### Provided records

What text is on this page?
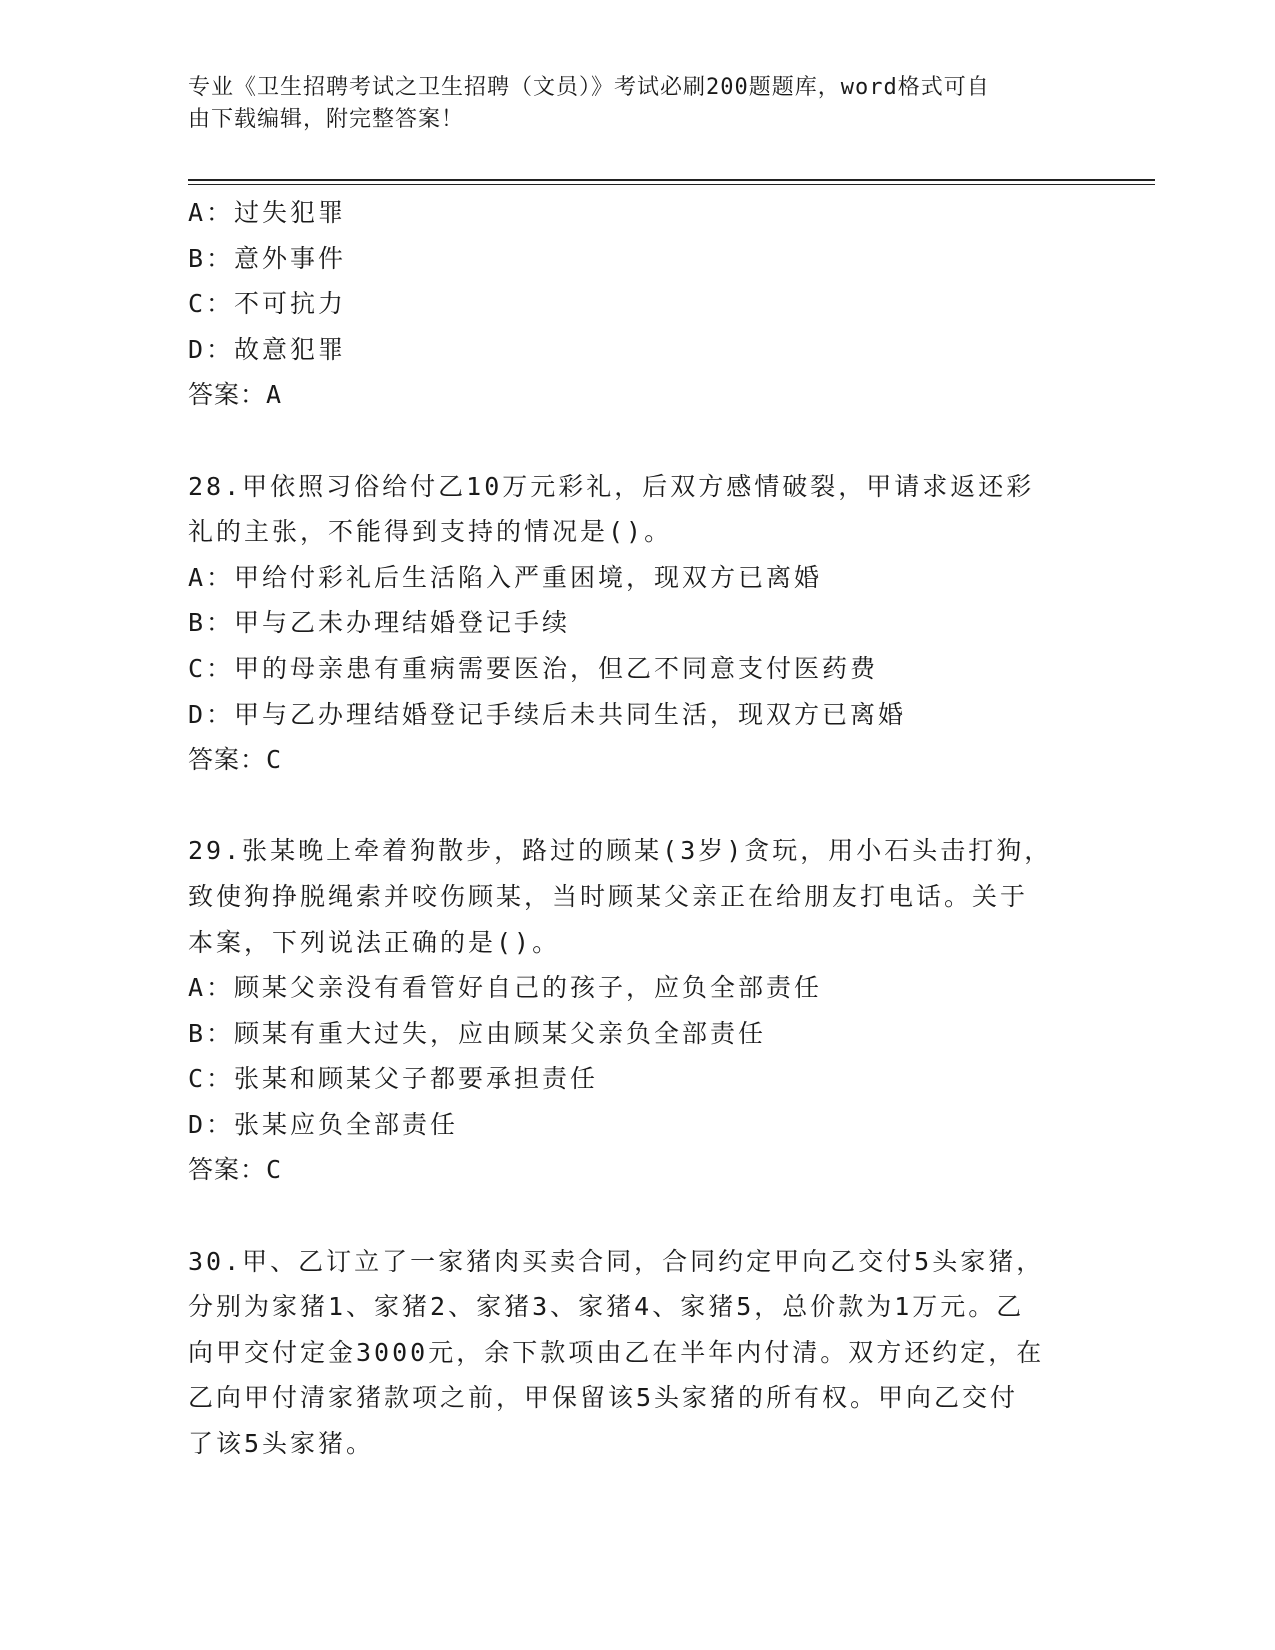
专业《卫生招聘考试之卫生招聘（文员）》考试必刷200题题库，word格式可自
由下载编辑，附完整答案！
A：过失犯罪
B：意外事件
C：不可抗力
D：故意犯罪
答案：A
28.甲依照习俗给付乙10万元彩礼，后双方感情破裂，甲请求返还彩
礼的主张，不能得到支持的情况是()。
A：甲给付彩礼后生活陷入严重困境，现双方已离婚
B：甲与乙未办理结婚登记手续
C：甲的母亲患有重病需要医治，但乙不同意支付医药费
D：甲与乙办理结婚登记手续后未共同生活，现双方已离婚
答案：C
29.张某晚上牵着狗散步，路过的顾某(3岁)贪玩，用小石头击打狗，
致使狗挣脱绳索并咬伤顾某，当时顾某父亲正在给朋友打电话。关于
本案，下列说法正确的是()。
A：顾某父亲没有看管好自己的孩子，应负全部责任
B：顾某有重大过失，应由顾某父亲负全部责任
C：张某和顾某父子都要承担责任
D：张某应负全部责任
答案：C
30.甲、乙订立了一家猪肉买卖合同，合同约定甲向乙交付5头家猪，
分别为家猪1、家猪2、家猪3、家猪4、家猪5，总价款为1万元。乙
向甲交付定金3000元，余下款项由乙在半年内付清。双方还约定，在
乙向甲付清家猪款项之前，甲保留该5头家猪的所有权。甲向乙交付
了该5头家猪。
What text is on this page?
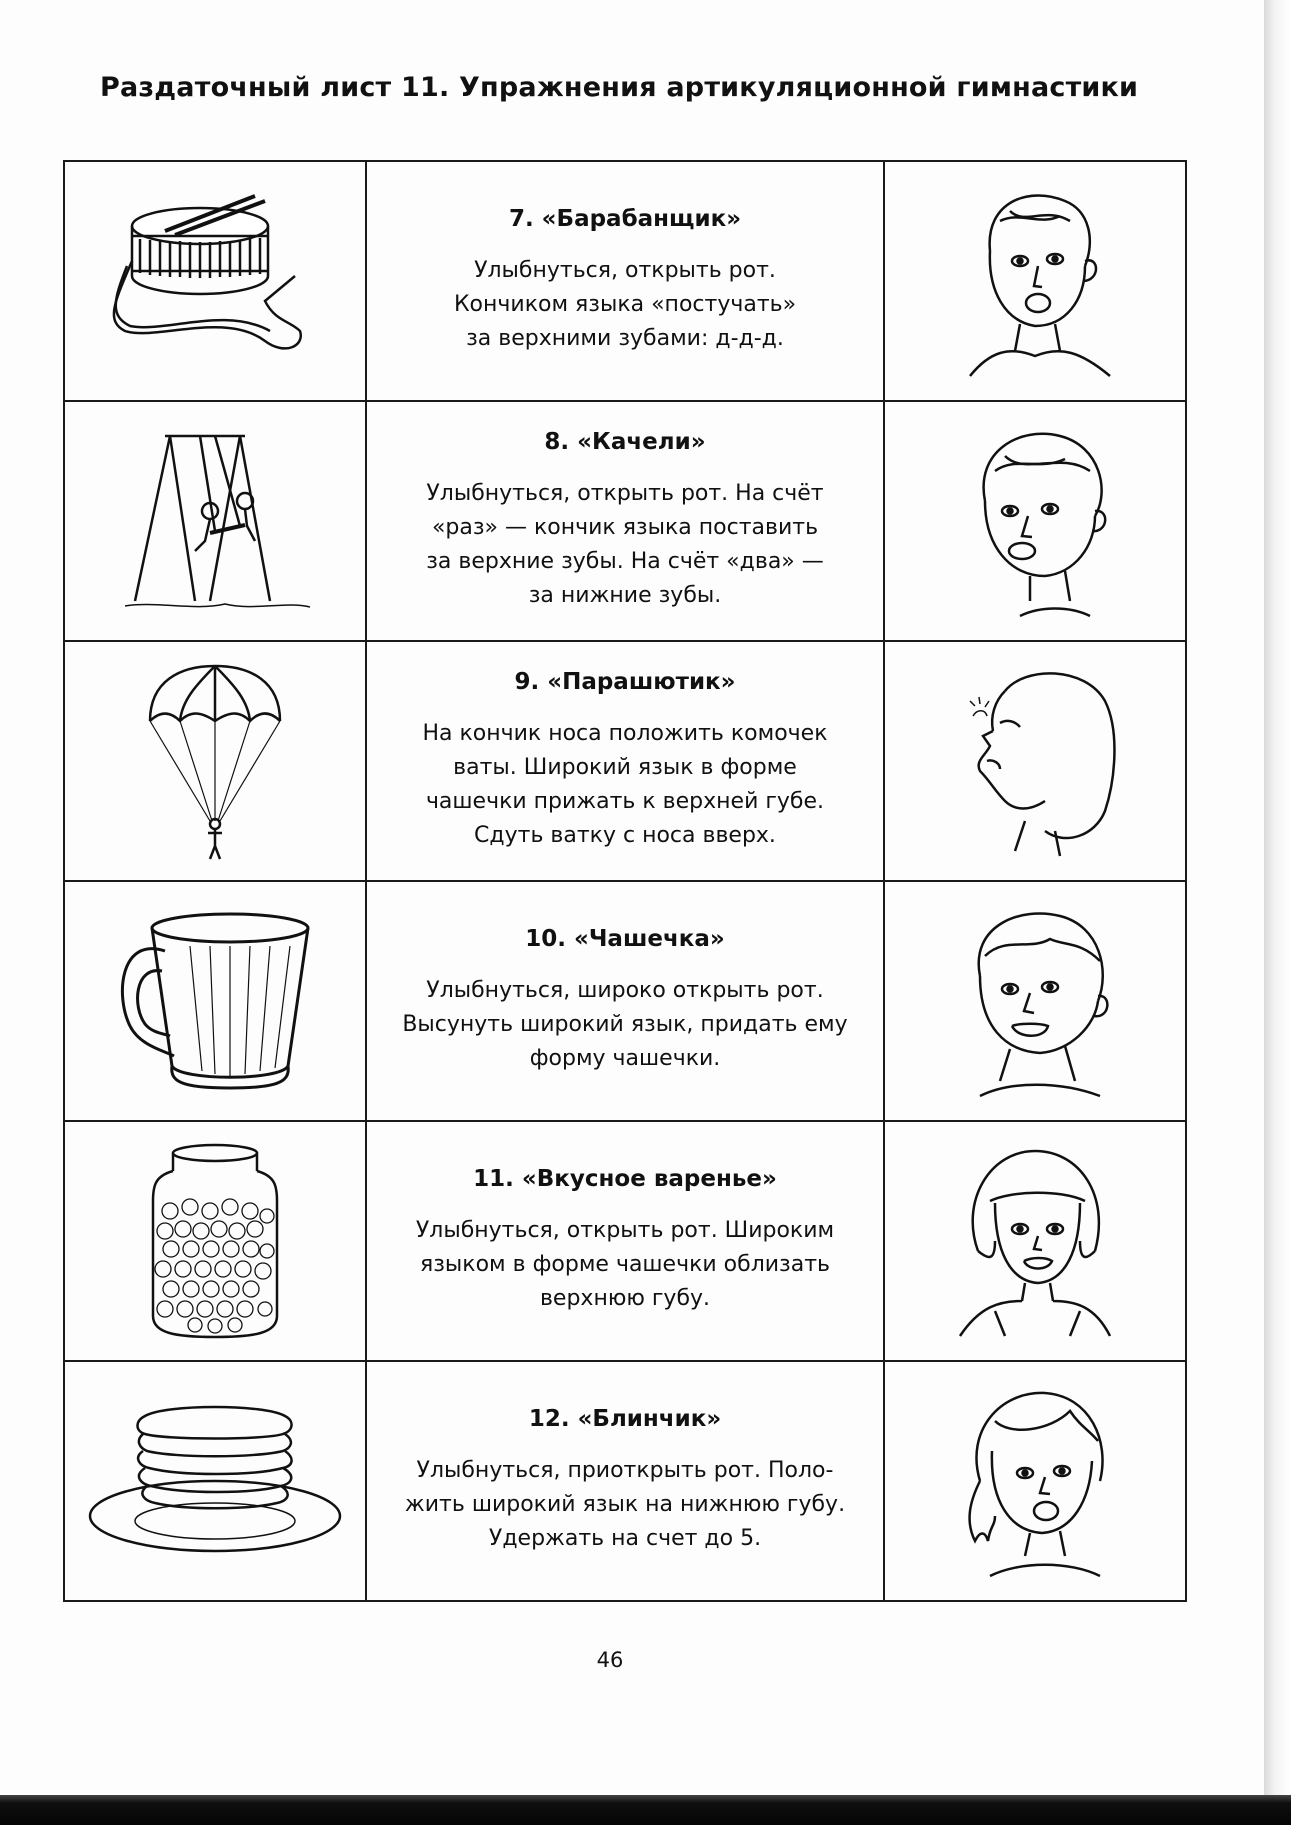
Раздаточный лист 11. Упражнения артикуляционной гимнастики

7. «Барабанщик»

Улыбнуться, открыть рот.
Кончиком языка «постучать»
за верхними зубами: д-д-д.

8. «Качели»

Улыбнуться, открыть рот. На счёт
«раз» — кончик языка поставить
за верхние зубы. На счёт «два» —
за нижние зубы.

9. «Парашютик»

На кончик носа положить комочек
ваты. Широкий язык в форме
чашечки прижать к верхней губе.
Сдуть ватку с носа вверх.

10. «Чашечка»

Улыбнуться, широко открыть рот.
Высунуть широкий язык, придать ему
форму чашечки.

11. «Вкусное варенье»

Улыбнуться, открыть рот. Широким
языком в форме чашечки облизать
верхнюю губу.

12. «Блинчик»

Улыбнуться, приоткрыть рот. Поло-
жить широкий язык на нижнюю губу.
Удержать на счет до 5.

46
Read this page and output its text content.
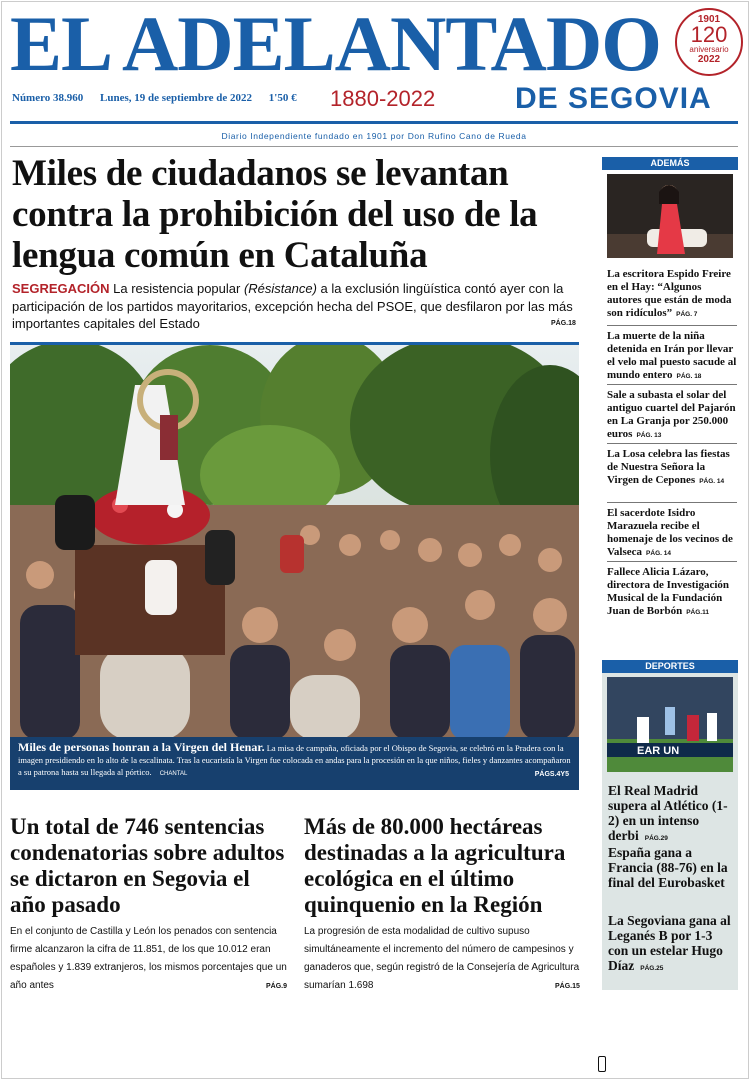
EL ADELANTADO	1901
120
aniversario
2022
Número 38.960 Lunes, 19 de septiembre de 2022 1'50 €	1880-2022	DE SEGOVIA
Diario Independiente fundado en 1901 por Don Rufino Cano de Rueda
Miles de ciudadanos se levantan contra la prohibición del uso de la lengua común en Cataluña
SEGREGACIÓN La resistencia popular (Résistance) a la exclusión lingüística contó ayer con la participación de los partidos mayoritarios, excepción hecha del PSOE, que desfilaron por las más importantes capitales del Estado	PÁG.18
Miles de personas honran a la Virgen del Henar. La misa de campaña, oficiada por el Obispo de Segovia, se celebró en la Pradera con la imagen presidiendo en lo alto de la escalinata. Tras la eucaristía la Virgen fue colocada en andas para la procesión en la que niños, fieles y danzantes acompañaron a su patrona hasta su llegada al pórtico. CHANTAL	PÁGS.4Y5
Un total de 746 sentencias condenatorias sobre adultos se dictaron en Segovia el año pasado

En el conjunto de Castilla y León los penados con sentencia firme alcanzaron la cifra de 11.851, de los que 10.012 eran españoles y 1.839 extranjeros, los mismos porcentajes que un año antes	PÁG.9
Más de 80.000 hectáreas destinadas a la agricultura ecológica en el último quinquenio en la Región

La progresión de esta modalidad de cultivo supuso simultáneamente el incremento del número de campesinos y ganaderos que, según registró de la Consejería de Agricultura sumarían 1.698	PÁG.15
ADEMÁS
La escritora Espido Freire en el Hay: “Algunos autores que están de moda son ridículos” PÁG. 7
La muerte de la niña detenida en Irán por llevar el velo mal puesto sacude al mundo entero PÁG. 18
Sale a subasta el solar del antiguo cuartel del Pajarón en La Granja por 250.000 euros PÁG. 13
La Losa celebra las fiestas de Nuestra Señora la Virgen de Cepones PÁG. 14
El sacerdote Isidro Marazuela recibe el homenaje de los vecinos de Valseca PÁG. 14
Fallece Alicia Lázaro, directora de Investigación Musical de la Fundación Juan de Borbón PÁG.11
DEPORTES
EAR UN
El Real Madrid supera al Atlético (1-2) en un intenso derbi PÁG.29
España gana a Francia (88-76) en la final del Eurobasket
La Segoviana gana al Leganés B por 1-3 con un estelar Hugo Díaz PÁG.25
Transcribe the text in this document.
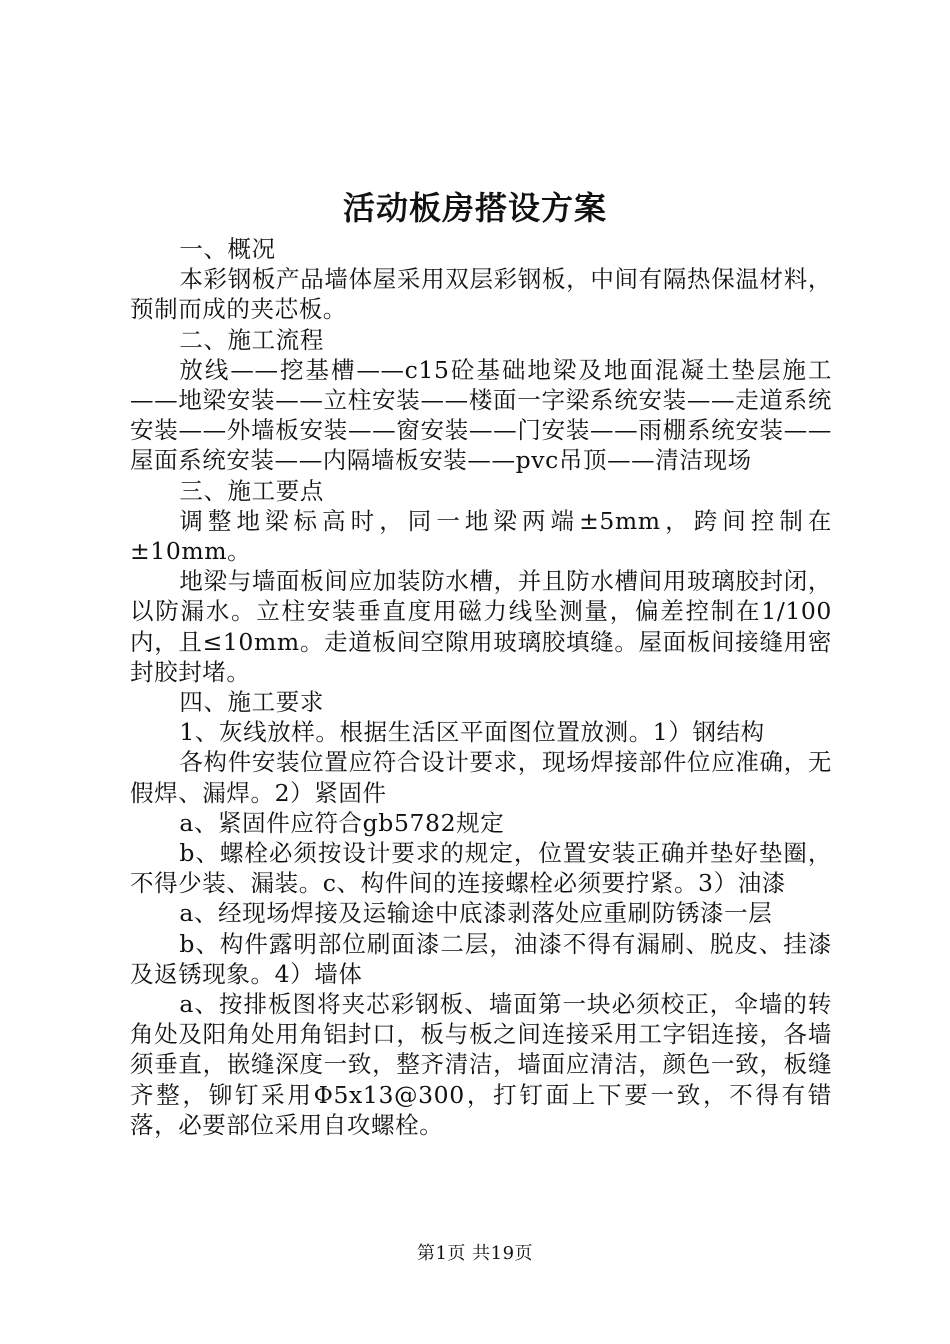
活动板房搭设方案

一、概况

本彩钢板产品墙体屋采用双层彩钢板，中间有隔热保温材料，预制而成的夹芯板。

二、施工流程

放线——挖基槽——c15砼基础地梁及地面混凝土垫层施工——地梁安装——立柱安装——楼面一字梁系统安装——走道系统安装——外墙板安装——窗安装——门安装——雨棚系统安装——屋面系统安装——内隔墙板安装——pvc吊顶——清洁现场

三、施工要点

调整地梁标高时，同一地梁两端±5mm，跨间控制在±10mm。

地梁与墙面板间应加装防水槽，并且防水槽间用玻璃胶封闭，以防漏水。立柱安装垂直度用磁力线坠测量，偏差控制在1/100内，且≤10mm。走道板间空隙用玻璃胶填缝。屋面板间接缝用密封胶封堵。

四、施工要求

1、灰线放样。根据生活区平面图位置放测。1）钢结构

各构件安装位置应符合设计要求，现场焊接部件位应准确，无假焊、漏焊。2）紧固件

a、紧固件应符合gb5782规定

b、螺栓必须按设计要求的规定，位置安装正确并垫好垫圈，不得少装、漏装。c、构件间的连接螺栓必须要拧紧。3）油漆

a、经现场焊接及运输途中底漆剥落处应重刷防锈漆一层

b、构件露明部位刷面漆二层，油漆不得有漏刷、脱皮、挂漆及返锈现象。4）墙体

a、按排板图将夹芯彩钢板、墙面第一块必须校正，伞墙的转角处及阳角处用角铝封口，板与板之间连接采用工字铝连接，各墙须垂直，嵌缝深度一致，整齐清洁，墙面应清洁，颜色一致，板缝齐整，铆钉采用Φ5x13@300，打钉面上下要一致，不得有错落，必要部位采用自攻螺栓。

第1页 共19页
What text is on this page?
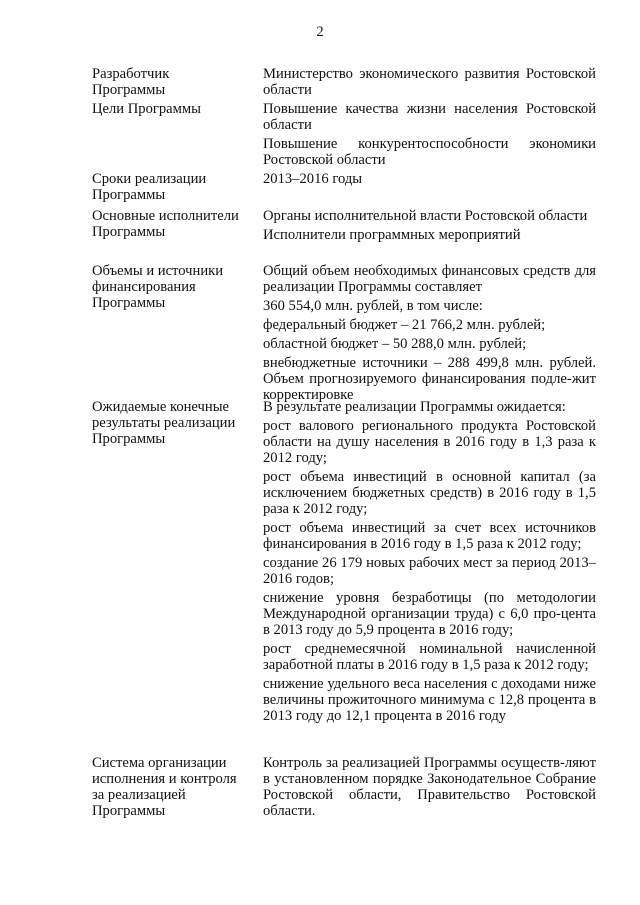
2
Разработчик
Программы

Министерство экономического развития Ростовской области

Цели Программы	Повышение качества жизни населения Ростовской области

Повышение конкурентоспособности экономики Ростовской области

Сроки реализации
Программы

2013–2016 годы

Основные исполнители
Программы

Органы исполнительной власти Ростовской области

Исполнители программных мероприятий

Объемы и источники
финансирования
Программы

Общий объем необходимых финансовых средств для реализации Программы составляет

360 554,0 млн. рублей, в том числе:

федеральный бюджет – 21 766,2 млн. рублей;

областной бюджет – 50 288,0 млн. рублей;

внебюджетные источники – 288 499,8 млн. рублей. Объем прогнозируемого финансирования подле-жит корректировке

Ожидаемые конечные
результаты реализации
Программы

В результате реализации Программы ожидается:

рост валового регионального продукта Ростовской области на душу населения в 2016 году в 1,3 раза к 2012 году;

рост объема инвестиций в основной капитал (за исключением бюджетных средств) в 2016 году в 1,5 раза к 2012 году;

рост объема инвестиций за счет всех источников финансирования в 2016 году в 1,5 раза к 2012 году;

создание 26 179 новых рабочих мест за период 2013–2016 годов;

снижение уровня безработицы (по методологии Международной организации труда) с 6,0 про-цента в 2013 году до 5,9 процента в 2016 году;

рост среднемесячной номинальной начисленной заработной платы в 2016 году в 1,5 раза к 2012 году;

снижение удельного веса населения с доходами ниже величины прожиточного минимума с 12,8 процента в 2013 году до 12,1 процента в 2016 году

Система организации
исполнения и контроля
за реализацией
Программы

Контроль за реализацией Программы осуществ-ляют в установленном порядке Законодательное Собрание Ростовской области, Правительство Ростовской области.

### Exercise directions
The required answer is a single number: the count of lines in the entries that hold the string "форме".

### Task output
2